▸ RECORDS TO USE:

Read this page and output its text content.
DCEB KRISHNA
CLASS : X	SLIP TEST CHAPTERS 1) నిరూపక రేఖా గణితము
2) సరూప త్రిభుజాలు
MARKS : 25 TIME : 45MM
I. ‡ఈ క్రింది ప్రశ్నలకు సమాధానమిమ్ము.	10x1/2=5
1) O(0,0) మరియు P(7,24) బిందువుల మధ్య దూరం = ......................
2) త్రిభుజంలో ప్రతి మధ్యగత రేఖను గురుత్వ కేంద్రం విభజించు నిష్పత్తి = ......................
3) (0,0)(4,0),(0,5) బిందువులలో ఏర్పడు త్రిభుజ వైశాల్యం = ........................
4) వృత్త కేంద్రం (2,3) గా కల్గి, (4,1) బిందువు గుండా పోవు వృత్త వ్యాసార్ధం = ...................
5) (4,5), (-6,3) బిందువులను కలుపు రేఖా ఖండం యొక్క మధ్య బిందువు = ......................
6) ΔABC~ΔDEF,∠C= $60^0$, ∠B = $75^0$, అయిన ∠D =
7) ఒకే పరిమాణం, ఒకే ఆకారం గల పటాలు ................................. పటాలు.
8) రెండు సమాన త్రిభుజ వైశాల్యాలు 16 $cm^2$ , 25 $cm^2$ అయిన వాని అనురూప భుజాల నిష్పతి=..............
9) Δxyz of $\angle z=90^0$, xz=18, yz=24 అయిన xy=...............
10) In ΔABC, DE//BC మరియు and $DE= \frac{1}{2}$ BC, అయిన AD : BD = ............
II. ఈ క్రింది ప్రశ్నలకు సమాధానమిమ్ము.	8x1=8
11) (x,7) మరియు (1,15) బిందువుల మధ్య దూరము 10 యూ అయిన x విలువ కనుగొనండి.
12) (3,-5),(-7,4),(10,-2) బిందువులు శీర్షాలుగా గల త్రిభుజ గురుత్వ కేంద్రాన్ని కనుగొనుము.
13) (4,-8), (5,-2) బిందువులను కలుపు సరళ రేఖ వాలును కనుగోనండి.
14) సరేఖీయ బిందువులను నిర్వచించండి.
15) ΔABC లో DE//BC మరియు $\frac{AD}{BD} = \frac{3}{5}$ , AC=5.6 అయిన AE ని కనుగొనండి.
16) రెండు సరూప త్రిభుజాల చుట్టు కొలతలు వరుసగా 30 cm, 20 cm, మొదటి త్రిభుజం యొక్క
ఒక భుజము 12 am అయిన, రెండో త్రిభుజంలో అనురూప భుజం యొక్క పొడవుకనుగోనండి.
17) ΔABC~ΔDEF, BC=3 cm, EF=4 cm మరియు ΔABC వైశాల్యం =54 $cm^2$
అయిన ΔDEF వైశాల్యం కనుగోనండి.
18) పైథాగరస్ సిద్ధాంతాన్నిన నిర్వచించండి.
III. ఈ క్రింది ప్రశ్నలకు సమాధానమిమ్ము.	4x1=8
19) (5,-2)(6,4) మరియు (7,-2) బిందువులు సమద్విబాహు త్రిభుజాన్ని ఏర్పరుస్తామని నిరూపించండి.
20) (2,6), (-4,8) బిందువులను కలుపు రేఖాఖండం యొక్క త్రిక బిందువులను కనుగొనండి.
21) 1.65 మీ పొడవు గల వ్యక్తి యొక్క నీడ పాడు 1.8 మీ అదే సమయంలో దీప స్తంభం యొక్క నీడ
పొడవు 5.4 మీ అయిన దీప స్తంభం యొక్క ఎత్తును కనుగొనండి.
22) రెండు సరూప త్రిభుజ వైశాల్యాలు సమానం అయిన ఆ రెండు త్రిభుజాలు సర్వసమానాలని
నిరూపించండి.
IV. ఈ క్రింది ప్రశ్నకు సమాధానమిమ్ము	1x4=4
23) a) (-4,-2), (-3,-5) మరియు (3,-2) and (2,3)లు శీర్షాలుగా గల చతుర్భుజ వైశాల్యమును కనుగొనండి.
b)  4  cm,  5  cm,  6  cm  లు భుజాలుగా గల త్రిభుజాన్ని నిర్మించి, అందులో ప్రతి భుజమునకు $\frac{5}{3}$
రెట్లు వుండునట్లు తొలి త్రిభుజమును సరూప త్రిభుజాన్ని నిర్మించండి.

▸ EXERCISE DESCRIPTION: Each line must be given again exactly as written above.

▸ RESULT BELOW:
Read this page and output its text content.
DCEB KRISHNA
CLASS : X	SLIP TEST CHAPTERS 1) నిరూపక రేఖా గణితము
2) సరూప త్రిభుజాలు
MARKS : 25 TIME : 45MM
I. ‡ఈ క్రింది ప్రశ్నలకు సమాధానమిమ్ము.	10x1/2=5
1) O(0,0) మరియు P(7,24) బిందువుల మధ్య దూరం = ......................
2) త్రిభుజంలో ప్రతి మధ్యగత రేఖను గురుత్వ కేంద్రం విభజించు నిష్పత్తి = ......................
3) (0,0)(4,0),(0,5) బిందువులలో ఏర్పడు త్రిభుజ వైశాల్యం = ........................
4) వృత్త కేంద్రం (2,3) గా కల్గి, (4,1) బిందువు గుండా పోవు వృత్త వ్యాసార్ధం = ...................
5) (4,5), (-6,3) బిందువులను కలుపు రేఖా ఖండం యొక్క మధ్య బిందువు = ......................
6) ΔABC~ΔDEF,∠C= $60^0$, ∠B = $75^0$, అయిన ∠D =
7) ఒకే పరిమాణం, ఒకే ఆకారం గల పటాలు ................................. పటాలు.
8) రెండు సమాన త్రిభుజ వైశాల్యాలు 16 $cm^2$ , 25 $cm^2$ అయిన వాని అనురూప భుజాల నిష్పతి=..............
9) Δxyz of $\angle z=90^0$, xz=18, yz=24 అయిన xy=...............
10) In ΔABC, DE//BC మరియు and $DE= \frac{1}{2}$ BC, అయిన AD : BD = ............
II. ఈ క్రింది ప్రశ్నలకు సమాధానమిమ్ము.	8x1=8
11) (x,7) మరియు (1,15) బిందువుల మధ్య దూరము 10 యూ అయిన x విలువ కనుగొనండి.
12) (3,-5),(-7,4),(10,-2) బిందువులు శీర్షాలుగా గల త్రిభుజ గురుత్వ కేంద్రాన్ని కనుగొనుము.
13) (4,-8), (5,-2) బిందువులను కలుపు సరళ రేఖ వాలును కనుగోనండి.
14) సరేఖీయ బిందువులను నిర్వచించండి.
15) ΔABC లో DE//BC మరియు $\frac{AD}{BD} = \frac{3}{5}$ , AC=5.6 అయిన AE ని కనుగొనండి.
16) రెండు సరూప త్రిభుజాల చుట్టు కొలతలు వరుసగా 30 cm, 20 cm, మొదటి త్రిభుజం యొక్క
ఒక భుజము 12 am అయిన, రెండో త్రిభుజంలో అనురూప భుజం యొక్క పొడవుకనుగోనండి.
17) ΔABC~ΔDEF, BC=3 cm, EF=4 cm మరియు ΔABC వైశాల్యం =54 $cm^2$
అయిన ΔDEF వైశాల్యం కనుగోనండి.
18) పైథాగరస్ సిద్ధాంతాన్నిన నిర్వచించండి.
III. ఈ క్రింది ప్రశ్నలకు సమాధానమిమ్ము.	4x1=8
19) (5,-2)(6,4) మరియు (7,-2) బిందువులు సమద్విబాహు త్రిభుజాన్ని ఏర్పరుస్తామని నిరూపించండి.
20) (2,6), (-4,8) బిందువులను కలుపు రేఖాఖండం యొక్క త్రిక బిందువులను కనుగొనండి.
21) 1.65 మీ పొడవు గల వ్యక్తి యొక్క నీడ పాడు 1.8 మీ అదే సమయంలో దీప స్తంభం యొక్క నీడ
పొడవు 5.4 మీ అయిన దీప స్తంభం యొక్క ఎత్తును కనుగొనండి.
22) రెండు సరూప త్రిభుజ వైశాల్యాలు సమానం అయిన ఆ రెండు త్రిభుజాలు సర్వసమానాలని
నిరూపించండి.
IV. ఈ క్రింది ప్రశ్నకు సమాధానమిమ్ము	1x4=4
23) a) (-4,-2), (-3,-5) మరియు (3,-2) and (2,3)లు శీర్షాలుగా గల చతుర్భుజ వైశాల్యమును కనుగొనండి.
b)  4  cm,  5  cm,  6  cm  లు భుజాలుగా గల త్రిభుజాన్ని నిర్మించి, అందులో ప్రతి భుజమునకు $\frac{5}{3}$
రెట్లు వుండునట్లు తొలి త్రిభుజమును సరూప త్రిభుజాన్ని నిర్మించండి.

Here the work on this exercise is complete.